TEXT PASSAGE —
━━━━━━━━━━━━━━━━

Countrywide rebuked, suit is on

Countrywide Financial was slapped down earlier this week by a federal judge who allowed a shareholder lawsuit to move forward against the firm’s executives and board members, the Times says on C1 and the Journal briefs on C2.

The ruling doesn’t bode well for the company—or its buyer, Bank of America—with the strong language coming from the bench, which used terms like “red flags,” “widespread deviations,” and said that the company “misled the public” about Countrywide’s loan practices and financial health.

The Times notes dryly that of the hundreds of mortgage companies that have gone under in the housing bust, “few” at the top have blamed themselves. That’s particularly glaring for Angelo “The Orange” Mozilo, the Countrywide CEO who the lawsuit accuses of insider trading.

The chief executive of Countrywide, Angelo R. Mozilo, has argued that his $474 million in stock sales during the three-year period complied with securities laws under a planned selling program. But he revised the program, known as a 10b5-1 plan, several times, each time increasing the shares to be sold.

As a result, the judge wrote: “Mozilo’s actions appear to defeat the very purpose of 10b5-1 plans,” created to allow corporate insiders to sell stock regularly and without direct involvement.

Mozilo might as well have relieved himself on a hornet’s nest: the stock sales picked up as the company’s shares slid from $45 last year to $4.85 yesterday. And the hornets aren’t unsympathetic Wall Street types. They’re public pension funds like the Arkansas Teacher Retirement System and the Fire & Police Pension Association of Colorado, The Associated Press notes.

Drowning in condos

In yet more housing news, the Chicago Tribune says a record 6,000 new condos will be dumped into the already saturated downtown Chicago (with sales off an incredible 83 percent in the first quarter) this year. It reports that developers may have to cancel projects for years because of the excess supply.

“It’s tremendously serious,” said Steven Hovany, president of Strategy Planning Associates Inc., a planning and real estate consulting firm. “What you are going to see are buildings going into foreclosure.”

The Times has a very interesting story about condo owners who got stuck with higher costs and rundown conditions because tenants in their buildings are dwindling due to foreclosures. It says the housing market may be worse than numbers show because condos, which account for one in eight homes, aren’t included in “many of the numbers.”

And here comes (more) trouble: 202,000 new condo units will come online this year, adding more than a third to the total added over the last five years, which was no slack time.

Is the Fed losing its independence?

Former Federal Reserve Chairman Paul Volcker continued to question the current regime’s policies, this time in Congressional testimony where he said its unprecedented moves threaten its political independence, the Journal reports on A3. Why does that matter? The Fed was set up to be somewhat immune from political pressures to print money. Bloomberg notes that the Fed has already been pressured by Congress this month to accept student-loan debt as collateral for loans to banks and Wall Street.

Volcker called for tighter regulation of Wall Street to bring it in line with what’s required of commercial banks—especially now that the Fed is lending to investment banks as if they were regular banks, the WSJ and Bloomberg write. He noted that regulators let off-balance-sheet entities proliferate. As quoted by the Journal:

”They were not regulated and [banks] didn’t hold an adequate amount of capital against them. Why did that happen after the experience of Enron?”

The Financial Times writes that Volcker warned of a similarity between what’s going on today and the stagflation of the 1970s, and said the Fed should step up its fight against price increases getting out of control. (It also fronts news that the German president lashed out at bankers and markets, calling for “more severe” regulation.)

━━━━━━━━━━━━━━━━

RECORDS SHOWN —
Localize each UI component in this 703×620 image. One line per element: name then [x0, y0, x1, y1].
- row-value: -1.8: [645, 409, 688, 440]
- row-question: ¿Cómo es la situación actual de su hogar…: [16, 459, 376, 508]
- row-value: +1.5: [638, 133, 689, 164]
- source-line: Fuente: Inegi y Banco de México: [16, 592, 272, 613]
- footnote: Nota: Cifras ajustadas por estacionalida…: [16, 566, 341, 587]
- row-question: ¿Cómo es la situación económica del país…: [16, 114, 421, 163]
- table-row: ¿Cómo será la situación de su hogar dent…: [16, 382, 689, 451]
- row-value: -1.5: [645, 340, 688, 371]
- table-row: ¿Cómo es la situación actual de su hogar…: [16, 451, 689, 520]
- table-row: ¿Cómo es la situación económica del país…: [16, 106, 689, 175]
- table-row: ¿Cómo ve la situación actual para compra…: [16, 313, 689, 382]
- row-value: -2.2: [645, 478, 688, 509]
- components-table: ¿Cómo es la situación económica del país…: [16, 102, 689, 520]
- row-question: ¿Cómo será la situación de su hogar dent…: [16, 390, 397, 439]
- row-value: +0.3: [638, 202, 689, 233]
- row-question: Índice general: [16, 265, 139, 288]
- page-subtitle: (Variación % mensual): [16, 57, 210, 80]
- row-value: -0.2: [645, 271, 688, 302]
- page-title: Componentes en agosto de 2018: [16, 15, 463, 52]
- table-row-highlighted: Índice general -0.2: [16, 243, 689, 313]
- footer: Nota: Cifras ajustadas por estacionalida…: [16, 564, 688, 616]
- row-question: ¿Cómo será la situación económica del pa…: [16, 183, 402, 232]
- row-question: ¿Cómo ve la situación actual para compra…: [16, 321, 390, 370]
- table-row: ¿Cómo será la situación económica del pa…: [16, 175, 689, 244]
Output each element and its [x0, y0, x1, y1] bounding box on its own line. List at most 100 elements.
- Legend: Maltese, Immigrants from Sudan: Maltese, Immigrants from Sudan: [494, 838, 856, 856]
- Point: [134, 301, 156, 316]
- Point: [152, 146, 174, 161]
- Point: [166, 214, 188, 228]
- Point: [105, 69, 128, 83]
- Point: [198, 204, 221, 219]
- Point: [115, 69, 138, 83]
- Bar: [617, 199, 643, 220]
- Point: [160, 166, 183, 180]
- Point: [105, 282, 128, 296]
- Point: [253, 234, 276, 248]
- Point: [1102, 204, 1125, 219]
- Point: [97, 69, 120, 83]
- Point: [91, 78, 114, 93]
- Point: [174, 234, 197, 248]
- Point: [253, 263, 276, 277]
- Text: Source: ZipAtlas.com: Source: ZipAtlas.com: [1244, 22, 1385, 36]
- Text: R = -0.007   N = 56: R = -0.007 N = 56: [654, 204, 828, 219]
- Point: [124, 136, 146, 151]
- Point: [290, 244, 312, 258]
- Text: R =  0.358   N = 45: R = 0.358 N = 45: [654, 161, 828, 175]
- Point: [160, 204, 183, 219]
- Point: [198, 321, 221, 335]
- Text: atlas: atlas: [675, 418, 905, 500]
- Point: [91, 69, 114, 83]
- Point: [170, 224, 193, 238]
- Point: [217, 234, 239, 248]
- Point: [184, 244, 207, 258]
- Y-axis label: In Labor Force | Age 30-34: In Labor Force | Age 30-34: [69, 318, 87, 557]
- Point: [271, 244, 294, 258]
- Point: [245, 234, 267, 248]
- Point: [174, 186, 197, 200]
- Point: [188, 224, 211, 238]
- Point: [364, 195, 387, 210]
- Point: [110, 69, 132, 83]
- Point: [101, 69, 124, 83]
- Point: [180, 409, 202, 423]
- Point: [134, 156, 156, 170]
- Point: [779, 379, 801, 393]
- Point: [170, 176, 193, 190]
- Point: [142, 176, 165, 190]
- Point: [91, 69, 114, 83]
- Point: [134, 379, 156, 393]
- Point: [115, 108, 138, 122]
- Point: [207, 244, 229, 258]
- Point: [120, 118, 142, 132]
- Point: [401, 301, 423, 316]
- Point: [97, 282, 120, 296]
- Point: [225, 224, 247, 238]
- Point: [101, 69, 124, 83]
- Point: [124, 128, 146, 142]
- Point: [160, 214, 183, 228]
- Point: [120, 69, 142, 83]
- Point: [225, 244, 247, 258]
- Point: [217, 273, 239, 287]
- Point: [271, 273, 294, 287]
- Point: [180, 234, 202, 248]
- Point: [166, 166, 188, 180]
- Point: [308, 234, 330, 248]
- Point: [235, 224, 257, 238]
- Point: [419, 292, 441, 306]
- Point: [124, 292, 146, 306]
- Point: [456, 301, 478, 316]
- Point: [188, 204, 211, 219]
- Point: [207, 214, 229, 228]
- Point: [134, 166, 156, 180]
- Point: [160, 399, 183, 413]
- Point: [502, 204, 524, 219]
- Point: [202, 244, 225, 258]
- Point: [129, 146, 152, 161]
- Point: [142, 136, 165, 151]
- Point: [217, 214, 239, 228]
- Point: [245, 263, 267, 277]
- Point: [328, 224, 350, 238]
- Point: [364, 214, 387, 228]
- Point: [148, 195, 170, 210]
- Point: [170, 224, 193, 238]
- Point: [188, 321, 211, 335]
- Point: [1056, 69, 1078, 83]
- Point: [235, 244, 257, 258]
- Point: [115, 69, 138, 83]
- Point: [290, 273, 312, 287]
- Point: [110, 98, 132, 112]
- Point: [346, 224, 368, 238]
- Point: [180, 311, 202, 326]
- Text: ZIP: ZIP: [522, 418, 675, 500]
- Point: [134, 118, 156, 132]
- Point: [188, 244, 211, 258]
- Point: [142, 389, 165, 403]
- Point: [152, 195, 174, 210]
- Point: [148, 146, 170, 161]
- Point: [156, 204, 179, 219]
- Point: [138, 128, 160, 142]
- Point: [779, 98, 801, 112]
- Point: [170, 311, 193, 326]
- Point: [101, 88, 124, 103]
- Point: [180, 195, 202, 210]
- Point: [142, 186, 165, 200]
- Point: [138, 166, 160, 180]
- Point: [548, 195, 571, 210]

━━━━━━━━━━━━━━━━

GIVEN PROBLEM A — In the news roundup, why did the judge write that Mozilo's actions appear to defeat the very purpose of 10b5-1 plans? Answer in one to three sentences.
GIVEN PROBLEM B — From the news roundup, reproduce word for word the passage from "Countrywide Financial was" up to and including "of insider trading.".

EXERCISE OUTPUT A — 10b5-1 plans were created to let corporate insiders sell stock regularly and without direct involvement. Mozilo revised his plan several times, and each revision increased the number of shares to be sold.

EXERCISE OUTPUT B —
Countrywide Financial was slapped down earlier this week by a federal judge who allowed a shareholder lawsuit to move forward against the firm’s executives and board members, the Times says on C1 and the Journal briefs on C2.

The ruling doesn’t bode well for the company—or its buyer, Bank of America—with the strong language coming from the bench, which used terms like “red flags,” “widespread deviations,” and said that the company “misled the public” about Countrywide’s loan practices and financial health.

The Times notes dryly that of the hundreds of mortgage companies that have gone under in the housing bust, “few” at the top have blamed themselves. That’s particularly glaring for Angelo “The Orange” Mozilo, the Countrywide CEO who the lawsuit accuses of insider trading.